## LISTING:
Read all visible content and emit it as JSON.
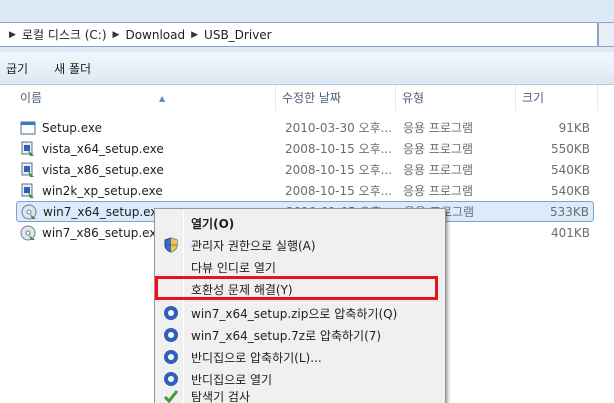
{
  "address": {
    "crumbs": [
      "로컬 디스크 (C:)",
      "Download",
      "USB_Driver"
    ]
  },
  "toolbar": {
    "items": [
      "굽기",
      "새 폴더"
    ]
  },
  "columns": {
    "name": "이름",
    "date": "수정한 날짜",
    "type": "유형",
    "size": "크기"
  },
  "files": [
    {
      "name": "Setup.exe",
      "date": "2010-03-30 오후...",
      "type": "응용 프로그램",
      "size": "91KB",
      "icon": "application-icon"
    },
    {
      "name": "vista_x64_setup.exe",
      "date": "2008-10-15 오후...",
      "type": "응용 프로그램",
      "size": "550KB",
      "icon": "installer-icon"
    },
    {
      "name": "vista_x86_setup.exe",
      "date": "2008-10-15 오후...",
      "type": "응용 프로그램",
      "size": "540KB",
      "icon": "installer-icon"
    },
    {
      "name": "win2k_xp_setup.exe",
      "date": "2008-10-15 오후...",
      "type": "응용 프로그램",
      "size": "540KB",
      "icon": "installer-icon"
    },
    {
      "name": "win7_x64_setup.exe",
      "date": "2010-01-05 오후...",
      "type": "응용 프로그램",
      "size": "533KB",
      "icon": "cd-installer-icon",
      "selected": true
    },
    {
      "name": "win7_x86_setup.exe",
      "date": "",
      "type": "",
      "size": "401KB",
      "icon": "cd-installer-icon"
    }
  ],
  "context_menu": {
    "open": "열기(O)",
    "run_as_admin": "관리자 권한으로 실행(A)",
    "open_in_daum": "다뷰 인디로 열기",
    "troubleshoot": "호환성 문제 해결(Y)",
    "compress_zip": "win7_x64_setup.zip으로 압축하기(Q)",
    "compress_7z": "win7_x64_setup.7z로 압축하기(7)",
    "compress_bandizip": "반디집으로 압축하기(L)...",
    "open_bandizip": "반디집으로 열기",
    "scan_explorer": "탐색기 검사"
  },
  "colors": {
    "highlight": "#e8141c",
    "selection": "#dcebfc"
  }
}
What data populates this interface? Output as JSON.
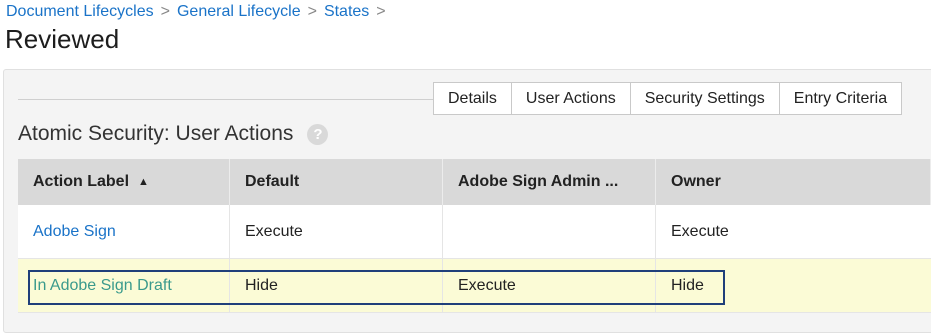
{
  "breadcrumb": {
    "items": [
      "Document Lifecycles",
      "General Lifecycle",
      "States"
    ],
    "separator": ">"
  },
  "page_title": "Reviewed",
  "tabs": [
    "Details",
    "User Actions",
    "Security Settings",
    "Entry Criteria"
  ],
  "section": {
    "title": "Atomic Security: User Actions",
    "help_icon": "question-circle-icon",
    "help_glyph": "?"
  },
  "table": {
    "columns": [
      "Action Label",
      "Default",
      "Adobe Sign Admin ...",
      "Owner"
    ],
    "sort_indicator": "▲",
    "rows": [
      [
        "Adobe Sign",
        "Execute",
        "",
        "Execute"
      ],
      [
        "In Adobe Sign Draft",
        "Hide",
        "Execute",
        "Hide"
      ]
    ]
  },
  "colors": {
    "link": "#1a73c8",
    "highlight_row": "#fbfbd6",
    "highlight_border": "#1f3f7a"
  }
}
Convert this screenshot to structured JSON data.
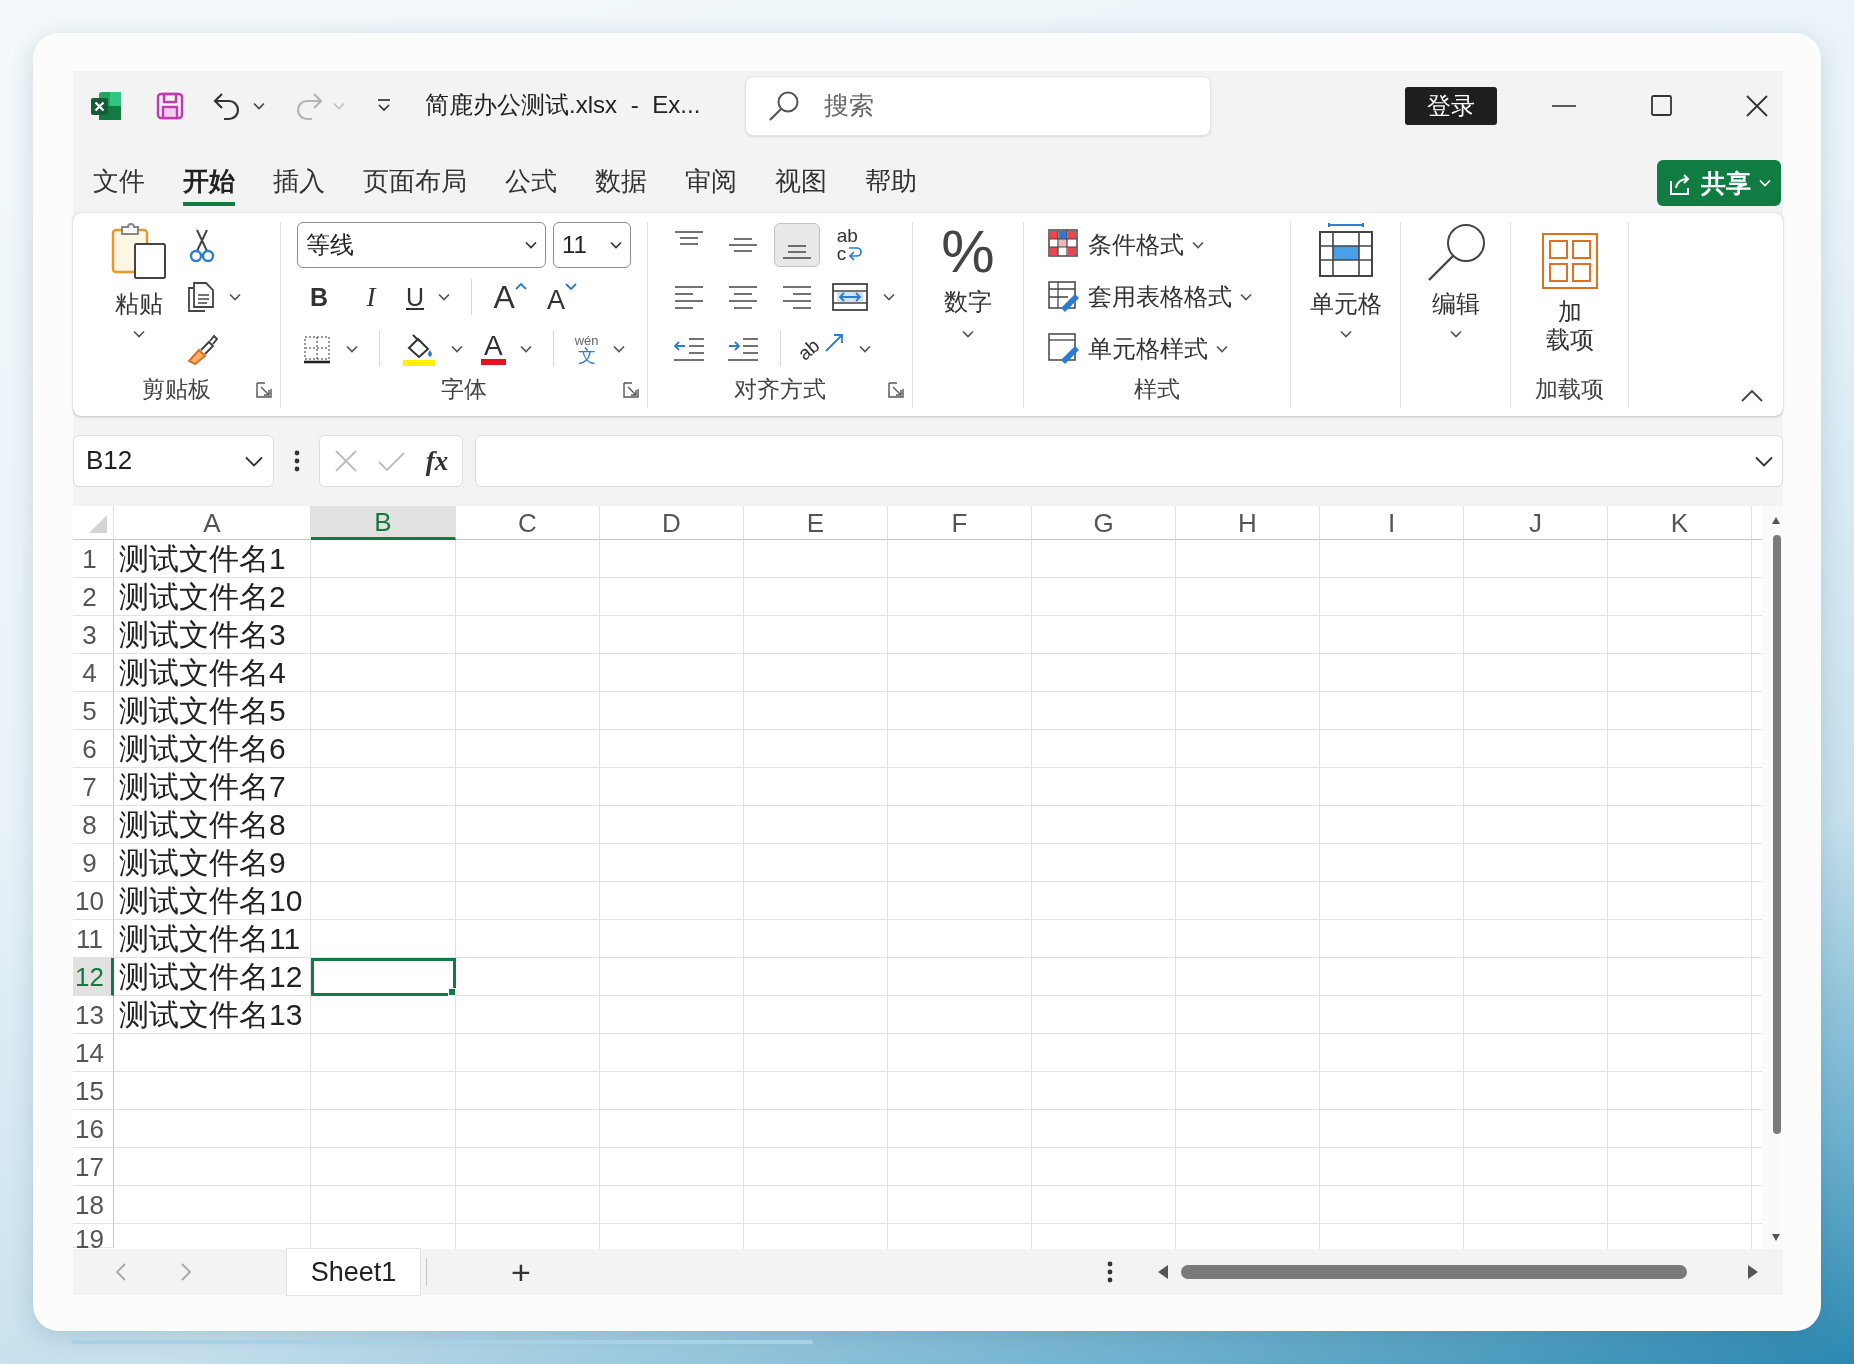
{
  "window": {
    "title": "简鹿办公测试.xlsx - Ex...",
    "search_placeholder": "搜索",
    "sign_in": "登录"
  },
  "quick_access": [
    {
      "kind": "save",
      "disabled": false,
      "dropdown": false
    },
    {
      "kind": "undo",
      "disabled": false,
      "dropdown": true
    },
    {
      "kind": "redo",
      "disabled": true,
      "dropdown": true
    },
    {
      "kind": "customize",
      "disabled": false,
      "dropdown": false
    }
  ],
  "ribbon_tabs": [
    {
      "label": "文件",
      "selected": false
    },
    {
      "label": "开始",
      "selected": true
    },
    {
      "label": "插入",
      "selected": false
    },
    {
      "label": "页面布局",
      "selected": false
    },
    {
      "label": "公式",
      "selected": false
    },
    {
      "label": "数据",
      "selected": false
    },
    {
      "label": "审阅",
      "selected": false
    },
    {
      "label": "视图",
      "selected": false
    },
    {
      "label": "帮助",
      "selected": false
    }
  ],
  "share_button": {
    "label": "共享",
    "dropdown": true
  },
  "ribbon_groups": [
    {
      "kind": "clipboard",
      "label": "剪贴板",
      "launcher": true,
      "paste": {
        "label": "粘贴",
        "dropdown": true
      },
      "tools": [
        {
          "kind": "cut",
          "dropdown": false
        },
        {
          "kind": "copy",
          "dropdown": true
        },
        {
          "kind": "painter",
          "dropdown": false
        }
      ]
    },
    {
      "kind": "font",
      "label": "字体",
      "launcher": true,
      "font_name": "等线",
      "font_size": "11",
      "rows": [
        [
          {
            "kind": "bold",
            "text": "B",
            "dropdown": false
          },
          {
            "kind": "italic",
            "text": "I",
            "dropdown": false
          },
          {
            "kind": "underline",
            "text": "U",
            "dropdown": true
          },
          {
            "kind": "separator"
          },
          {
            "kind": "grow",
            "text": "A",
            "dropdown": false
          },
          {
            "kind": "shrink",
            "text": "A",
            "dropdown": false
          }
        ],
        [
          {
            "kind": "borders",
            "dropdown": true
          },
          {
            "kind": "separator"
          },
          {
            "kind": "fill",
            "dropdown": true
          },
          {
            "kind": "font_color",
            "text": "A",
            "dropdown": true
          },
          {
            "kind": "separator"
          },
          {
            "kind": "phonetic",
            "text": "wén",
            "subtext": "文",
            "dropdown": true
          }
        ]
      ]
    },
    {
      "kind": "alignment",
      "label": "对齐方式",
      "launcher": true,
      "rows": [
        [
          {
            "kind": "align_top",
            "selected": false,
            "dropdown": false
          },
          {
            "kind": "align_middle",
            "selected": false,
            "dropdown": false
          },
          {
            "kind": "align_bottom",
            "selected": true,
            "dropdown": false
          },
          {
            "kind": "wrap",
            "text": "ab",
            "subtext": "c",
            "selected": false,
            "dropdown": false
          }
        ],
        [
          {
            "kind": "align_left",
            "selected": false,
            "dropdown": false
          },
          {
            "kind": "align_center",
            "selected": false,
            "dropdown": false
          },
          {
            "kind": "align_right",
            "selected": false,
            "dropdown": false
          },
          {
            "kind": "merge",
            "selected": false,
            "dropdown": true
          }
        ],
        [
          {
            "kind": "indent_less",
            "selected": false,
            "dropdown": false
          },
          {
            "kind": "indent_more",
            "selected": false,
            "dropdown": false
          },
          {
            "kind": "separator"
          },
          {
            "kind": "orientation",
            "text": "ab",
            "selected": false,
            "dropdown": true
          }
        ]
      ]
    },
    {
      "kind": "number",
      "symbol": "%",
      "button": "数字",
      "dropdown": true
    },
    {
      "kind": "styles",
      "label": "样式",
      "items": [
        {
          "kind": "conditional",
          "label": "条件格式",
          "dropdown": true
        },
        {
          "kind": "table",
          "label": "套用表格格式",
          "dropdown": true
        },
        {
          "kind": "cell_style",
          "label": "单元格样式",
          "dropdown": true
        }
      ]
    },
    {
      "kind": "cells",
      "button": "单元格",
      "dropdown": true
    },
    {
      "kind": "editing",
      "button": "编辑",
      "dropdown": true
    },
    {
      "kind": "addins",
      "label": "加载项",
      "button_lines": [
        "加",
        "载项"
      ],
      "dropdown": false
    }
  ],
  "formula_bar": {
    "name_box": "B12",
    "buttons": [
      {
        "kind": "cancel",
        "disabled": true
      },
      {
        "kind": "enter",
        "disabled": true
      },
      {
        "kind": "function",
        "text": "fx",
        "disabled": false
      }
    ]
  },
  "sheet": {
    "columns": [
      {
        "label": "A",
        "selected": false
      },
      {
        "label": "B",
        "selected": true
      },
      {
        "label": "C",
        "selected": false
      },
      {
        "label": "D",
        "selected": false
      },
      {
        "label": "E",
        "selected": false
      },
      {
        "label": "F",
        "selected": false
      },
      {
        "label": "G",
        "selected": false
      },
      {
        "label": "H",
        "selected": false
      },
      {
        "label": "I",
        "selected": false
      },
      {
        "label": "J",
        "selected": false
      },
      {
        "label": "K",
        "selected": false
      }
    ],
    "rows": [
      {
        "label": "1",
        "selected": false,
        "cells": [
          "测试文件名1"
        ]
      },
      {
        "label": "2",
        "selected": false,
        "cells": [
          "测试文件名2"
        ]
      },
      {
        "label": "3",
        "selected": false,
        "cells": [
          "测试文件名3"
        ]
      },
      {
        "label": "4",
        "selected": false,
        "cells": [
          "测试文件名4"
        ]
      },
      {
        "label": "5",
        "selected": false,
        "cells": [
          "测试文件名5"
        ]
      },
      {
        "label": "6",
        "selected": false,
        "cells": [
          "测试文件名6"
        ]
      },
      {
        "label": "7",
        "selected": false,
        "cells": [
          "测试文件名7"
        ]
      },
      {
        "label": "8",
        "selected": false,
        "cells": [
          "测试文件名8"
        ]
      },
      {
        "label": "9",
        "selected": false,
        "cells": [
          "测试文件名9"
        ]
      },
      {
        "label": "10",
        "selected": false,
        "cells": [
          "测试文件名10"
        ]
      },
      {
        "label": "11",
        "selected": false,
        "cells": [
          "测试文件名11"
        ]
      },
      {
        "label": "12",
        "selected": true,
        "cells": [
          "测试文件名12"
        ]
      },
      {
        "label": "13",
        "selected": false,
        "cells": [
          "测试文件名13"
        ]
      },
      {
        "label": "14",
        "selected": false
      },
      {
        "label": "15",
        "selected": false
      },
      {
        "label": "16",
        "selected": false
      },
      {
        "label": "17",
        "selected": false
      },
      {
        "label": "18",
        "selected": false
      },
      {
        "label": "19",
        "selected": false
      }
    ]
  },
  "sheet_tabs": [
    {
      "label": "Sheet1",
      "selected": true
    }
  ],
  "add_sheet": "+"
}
==
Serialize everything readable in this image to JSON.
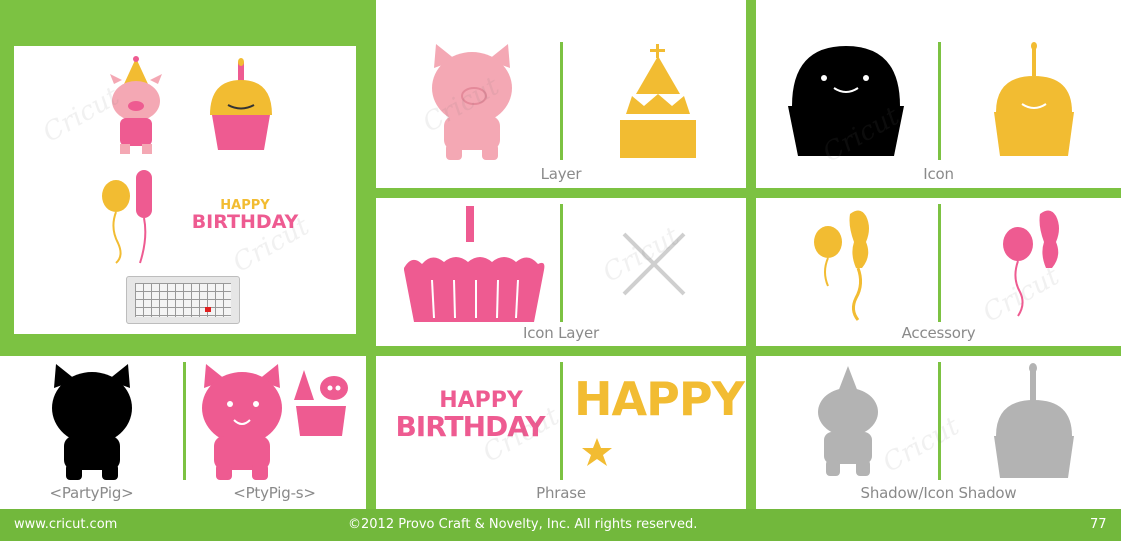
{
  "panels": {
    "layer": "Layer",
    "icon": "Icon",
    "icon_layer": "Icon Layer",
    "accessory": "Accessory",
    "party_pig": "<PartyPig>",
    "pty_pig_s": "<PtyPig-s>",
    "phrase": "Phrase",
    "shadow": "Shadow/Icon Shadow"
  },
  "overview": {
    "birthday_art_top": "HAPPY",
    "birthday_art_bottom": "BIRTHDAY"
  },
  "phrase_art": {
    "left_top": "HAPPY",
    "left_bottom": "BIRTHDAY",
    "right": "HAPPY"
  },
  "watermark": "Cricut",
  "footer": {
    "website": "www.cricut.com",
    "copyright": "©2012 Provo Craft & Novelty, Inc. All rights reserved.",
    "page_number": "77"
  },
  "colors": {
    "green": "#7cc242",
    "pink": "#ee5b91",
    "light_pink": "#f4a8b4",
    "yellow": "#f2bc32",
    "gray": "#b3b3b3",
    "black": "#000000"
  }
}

## DIRECTIONS:
In the material above, find the lines that contain "반디집으로" and show them.

## FINAL RESULT:
    "compress_bandizip": "반디집으로 압축하기(L)...",
    "open_bandizip": "반디집으로 열기",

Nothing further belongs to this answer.